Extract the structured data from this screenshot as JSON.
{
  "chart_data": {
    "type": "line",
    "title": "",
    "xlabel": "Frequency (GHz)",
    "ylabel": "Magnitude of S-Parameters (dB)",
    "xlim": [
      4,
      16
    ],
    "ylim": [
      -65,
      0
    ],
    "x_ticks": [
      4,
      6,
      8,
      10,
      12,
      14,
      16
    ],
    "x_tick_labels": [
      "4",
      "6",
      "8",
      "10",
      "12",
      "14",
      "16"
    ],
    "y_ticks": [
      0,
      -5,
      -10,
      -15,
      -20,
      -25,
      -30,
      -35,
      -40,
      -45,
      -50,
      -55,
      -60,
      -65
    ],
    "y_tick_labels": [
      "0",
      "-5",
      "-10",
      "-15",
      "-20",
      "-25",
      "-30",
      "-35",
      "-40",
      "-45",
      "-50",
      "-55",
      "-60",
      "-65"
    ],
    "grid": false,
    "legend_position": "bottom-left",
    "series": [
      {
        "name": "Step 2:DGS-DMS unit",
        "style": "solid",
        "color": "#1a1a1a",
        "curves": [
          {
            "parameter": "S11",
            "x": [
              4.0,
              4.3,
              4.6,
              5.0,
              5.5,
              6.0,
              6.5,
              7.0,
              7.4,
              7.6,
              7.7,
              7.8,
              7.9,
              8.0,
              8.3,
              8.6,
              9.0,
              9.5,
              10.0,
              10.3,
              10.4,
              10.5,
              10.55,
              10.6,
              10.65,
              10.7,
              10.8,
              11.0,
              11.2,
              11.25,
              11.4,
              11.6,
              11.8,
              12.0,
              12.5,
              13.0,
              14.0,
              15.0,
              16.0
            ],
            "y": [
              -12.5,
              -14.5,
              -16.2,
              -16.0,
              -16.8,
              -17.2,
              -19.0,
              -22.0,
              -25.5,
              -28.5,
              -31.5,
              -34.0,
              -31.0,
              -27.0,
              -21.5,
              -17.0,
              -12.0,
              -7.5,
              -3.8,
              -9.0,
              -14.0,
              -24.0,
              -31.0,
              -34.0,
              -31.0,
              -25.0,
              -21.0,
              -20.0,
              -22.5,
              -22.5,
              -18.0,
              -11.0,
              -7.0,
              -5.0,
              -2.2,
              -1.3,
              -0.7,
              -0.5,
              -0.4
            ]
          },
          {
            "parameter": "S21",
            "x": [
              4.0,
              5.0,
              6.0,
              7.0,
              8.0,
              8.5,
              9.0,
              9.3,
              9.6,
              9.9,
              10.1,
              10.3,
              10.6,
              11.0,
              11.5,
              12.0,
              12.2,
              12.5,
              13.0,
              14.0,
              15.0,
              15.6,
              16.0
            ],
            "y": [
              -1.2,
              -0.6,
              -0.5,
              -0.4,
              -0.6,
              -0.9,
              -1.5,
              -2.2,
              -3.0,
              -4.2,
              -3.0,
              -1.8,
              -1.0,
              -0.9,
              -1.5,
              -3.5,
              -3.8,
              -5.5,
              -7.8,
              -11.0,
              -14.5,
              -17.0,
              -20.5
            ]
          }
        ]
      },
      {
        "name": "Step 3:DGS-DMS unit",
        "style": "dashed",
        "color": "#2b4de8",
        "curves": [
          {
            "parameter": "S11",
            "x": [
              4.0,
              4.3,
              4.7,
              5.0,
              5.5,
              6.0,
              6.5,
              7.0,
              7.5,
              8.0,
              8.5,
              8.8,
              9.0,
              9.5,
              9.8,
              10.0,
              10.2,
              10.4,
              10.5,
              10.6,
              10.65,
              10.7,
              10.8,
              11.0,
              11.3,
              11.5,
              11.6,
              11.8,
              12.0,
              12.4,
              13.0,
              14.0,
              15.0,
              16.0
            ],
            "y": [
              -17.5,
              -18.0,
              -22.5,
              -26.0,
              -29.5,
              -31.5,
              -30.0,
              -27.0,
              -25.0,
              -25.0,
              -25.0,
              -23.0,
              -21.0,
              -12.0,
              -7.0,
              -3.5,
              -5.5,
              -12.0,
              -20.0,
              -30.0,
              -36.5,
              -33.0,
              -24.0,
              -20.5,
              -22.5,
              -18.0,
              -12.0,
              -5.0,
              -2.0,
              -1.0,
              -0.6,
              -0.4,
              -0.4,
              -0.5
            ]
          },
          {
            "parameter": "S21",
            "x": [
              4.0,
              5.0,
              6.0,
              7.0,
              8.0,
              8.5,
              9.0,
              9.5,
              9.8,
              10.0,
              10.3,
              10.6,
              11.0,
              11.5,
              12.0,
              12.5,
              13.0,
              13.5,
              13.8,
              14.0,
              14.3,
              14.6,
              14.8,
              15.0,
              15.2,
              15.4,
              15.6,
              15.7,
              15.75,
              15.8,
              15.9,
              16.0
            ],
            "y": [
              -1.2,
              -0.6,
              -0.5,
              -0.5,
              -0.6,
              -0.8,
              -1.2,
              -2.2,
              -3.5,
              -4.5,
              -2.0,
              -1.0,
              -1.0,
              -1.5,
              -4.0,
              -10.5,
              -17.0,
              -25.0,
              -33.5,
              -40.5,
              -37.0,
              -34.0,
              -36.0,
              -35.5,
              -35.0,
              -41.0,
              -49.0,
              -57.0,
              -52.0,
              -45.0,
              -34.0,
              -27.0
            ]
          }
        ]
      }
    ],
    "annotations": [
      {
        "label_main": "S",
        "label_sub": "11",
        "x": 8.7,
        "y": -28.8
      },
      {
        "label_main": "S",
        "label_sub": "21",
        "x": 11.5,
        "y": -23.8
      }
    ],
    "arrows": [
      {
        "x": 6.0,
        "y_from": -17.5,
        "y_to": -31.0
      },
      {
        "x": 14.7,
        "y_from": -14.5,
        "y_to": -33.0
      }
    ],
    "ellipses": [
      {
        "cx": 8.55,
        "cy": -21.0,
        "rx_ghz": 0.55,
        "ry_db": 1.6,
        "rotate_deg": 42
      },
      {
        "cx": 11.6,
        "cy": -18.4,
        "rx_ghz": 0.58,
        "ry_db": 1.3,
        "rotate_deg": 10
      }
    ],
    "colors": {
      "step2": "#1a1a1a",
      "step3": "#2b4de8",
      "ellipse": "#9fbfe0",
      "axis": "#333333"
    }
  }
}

┄┄┄┄┄┄┄┄┄┄┄┄┄┄┄┄┄┄┄┄

PROBLEM REQUIREMENTS :: Retype the listing above in full, with no alterations.

EXERCISE OUTPUT ::
Extract the structured data from this screenshot as JSON.
{
  "chart_data": {
    "type": "line",
    "title": "",
    "xlabel": "Frequency (GHz)",
    "ylabel": "Magnitude of S-Parameters (dB)",
    "xlim": [
      4,
      16
    ],
    "ylim": [
      -65,
      0
    ],
    "x_ticks": [
      4,
      6,
      8,
      10,
      12,
      14,
      16
    ],
    "x_tick_labels": [
      "4",
      "6",
      "8",
      "10",
      "12",
      "14",
      "16"
    ],
    "y_ticks": [
      0,
      -5,
      -10,
      -15,
      -20,
      -25,
      -30,
      -35,
      -40,
      -45,
      -50,
      -55,
      -60,
      -65
    ],
    "y_tick_labels": [
      "0",
      "-5",
      "-10",
      "-15",
      "-20",
      "-25",
      "-30",
      "-35",
      "-40",
      "-45",
      "-50",
      "-55",
      "-60",
      "-65"
    ],
    "grid": false,
    "legend_position": "bottom-left",
    "series": [
      {
        "name": "Step 2:DGS-DMS unit",
        "style": "solid",
        "color": "#1a1a1a",
        "curves": [
          {
            "parameter": "S11",
            "x": [
              4.0,
              4.3,
              4.6,
              5.0,
              5.5,
              6.0,
              6.5,
              7.0,
              7.4,
              7.6,
              7.7,
              7.8,
              7.9,
              8.0,
              8.3,
              8.6,
              9.0,
              9.5,
              10.0,
              10.3,
              10.4,
              10.5,
              10.55,
              10.6,
              10.65,
              10.7,
              10.8,
              11.0,
              11.2,
              11.25,
              11.4,
              11.6,
              11.8,
              12.0,
              12.5,
              13.0,
              14.0,
              15.0,
              16.0
            ],
            "y": [
              -12.5,
              -14.5,
              -16.2,
              -16.0,
              -16.8,
              -17.2,
              -19.0,
              -22.0,
              -25.5,
              -28.5,
              -31.5,
              -34.0,
              -31.0,
              -27.0,
              -21.5,
              -17.0,
              -12.0,
              -7.5,
              -3.8,
              -9.0,
              -14.0,
              -24.0,
              -31.0,
              -34.0,
              -31.0,
              -25.0,
              -21.0,
              -20.0,
              -22.5,
              -22.5,
              -18.0,
              -11.0,
              -7.0,
              -5.0,
              -2.2,
              -1.3,
              -0.7,
              -0.5,
              -0.4
            ]
          },
          {
            "parameter": "S21",
            "x": [
              4.0,
              5.0,
              6.0,
              7.0,
              8.0,
              8.5,
              9.0,
              9.3,
              9.6,
              9.9,
              10.1,
              10.3,
              10.6,
              11.0,
              11.5,
              12.0,
              12.2,
              12.5,
              13.0,
              14.0,
              15.0,
              15.6,
              16.0
            ],
            "y": [
              -1.2,
              -0.6,
              -0.5,
              -0.4,
              -0.6,
              -0.9,
              -1.5,
              -2.2,
              -3.0,
              -4.2,
              -3.0,
              -1.8,
              -1.0,
              -0.9,
              -1.5,
              -3.5,
              -3.8,
              -5.5,
              -7.8,
              -11.0,
              -14.5,
              -17.0,
              -20.5
            ]
          }
        ]
      },
      {
        "name": "Step 3:DGS-DMS unit",
        "style": "dashed",
        "color": "#2b4de8",
        "curves": [
          {
            "parameter": "S11",
            "x": [
              4.0,
              4.3,
              4.7,
              5.0,
              5.5,
              6.0,
              6.5,
              7.0,
              7.5,
              8.0,
              8.5,
              8.8,
              9.0,
              9.5,
              9.8,
              10.0,
              10.2,
              10.4,
              10.5,
              10.6,
              10.65,
              10.7,
              10.8,
              11.0,
              11.3,
              11.5,
              11.6,
              11.8,
              12.0,
              12.4,
              13.0,
              14.0,
              15.0,
              16.0
            ],
            "y": [
              -17.5,
              -18.0,
              -22.5,
              -26.0,
              -29.5,
              -31.5,
              -30.0,
              -27.0,
              -25.0,
              -25.0,
              -25.0,
              -23.0,
              -21.0,
              -12.0,
              -7.0,
              -3.5,
              -5.5,
              -12.0,
              -20.0,
              -30.0,
              -36.5,
              -33.0,
              -24.0,
              -20.5,
              -22.5,
              -18.0,
              -12.0,
              -5.0,
              -2.0,
              -1.0,
              -0.6,
              -0.4,
              -0.4,
              -0.5
            ]
          },
          {
            "parameter": "S21",
            "x": [
              4.0,
              5.0,
              6.0,
              7.0,
              8.0,
              8.5,
              9.0,
              9.5,
              9.8,
              10.0,
              10.3,
              10.6,
              11.0,
              11.5,
              12.0,
              12.5,
              13.0,
              13.5,
              13.8,
              14.0,
              14.3,
              14.6,
              14.8,
              15.0,
              15.2,
              15.4,
              15.6,
              15.7,
              15.75,
              15.8,
              15.9,
              16.0
            ],
            "y": [
              -1.2,
              -0.6,
              -0.5,
              -0.5,
              -0.6,
              -0.8,
              -1.2,
              -2.2,
              -3.5,
              -4.5,
              -2.0,
              -1.0,
              -1.0,
              -1.5,
              -4.0,
              -10.5,
              -17.0,
              -25.0,
              -33.5,
              -40.5,
              -37.0,
              -34.0,
              -36.0,
              -35.5,
              -35.0,
              -41.0,
              -49.0,
              -57.0,
              -52.0,
              -45.0,
              -34.0,
              -27.0
            ]
          }
        ]
      }
    ],
    "annotations": [
      {
        "label_main": "S",
        "label_sub": "11",
        "x": 8.7,
        "y": -28.8
      },
      {
        "label_main": "S",
        "label_sub": "21",
        "x": 11.5,
        "y": -23.8
      }
    ],
    "arrows": [
      {
        "x": 6.0,
        "y_from": -17.5,
        "y_to": -31.0
      },
      {
        "x": 14.7,
        "y_from": -14.5,
        "y_to": -33.0
      }
    ],
    "ellipses": [
      {
        "cx": 8.55,
        "cy": -21.0,
        "rx_ghz": 0.55,
        "ry_db": 1.6,
        "rotate_deg": 42
      },
      {
        "cx": 11.6,
        "cy": -18.4,
        "rx_ghz": 0.58,
        "ry_db": 1.3,
        "rotate_deg": 10
      }
    ],
    "colors": {
      "step2": "#1a1a1a",
      "step3": "#2b4de8",
      "ellipse": "#9fbfe0",
      "axis": "#333333"
    }
  }
}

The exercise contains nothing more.